THE REQUEST
Pull every line that holds the word "сверхинициативный" from the entries.

--------------------------------

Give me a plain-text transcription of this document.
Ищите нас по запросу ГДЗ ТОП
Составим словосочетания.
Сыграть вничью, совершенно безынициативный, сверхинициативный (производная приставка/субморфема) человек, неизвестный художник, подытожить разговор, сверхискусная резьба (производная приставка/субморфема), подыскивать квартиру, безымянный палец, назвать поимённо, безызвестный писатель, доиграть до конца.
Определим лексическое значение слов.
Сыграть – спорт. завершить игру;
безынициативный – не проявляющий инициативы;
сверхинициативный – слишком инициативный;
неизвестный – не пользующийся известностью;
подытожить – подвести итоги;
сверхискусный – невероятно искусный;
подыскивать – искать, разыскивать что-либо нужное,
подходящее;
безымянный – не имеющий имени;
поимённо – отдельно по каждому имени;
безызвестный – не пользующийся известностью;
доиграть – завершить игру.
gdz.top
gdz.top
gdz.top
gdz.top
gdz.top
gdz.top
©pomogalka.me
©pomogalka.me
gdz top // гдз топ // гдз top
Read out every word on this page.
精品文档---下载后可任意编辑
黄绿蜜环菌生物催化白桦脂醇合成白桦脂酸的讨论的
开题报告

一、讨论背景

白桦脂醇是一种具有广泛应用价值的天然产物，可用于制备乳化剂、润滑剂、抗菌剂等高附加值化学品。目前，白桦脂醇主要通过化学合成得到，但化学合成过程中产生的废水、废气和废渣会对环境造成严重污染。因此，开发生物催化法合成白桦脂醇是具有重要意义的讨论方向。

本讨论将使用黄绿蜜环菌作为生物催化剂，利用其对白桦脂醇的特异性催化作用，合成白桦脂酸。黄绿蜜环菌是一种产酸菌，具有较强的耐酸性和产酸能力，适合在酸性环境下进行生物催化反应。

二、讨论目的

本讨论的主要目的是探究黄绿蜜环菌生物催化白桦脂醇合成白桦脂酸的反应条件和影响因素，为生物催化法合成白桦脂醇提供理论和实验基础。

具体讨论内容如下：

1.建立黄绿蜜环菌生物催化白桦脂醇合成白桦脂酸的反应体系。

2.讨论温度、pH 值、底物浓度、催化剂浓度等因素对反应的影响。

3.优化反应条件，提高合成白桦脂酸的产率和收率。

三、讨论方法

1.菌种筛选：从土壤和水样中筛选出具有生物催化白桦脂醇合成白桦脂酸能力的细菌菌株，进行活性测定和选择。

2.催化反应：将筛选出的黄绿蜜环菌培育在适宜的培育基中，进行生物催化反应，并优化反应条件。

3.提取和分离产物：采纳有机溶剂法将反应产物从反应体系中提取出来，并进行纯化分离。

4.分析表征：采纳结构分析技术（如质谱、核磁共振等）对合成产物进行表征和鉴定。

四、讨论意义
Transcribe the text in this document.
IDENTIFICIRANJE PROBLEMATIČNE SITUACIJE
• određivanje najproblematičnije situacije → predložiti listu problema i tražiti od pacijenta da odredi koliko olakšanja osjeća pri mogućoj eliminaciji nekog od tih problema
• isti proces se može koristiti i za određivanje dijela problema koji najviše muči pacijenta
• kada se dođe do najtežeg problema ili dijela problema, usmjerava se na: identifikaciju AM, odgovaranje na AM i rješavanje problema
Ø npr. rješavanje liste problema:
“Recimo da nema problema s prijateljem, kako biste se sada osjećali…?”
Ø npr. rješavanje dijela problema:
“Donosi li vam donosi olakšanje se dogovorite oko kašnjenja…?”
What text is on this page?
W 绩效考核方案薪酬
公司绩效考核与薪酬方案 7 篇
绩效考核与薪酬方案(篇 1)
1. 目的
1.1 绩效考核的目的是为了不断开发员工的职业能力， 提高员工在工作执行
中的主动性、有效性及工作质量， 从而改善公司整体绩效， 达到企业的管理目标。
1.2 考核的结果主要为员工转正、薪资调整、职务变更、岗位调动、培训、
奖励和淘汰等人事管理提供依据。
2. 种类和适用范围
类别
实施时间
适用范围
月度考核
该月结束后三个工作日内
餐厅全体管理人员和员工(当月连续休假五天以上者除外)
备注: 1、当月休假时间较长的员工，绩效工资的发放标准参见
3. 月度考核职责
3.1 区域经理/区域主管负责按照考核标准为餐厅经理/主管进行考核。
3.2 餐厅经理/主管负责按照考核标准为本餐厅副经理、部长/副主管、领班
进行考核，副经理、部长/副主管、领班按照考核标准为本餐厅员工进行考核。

--------------------------------

ANSWER TO THIS TASK
Сыграть вничью, совершенно безынициативный, сверхинициативный (производная приставка/субморфема) человек, неизвестный художник, подытожить разговор, сверхискусная резьба (производная приставка/субморфема), подыскивать квартиру, безымянный палец, назвать поимённо, безызвестный писатель, доиграть до конца.
сверхинициативный – слишком инициативный;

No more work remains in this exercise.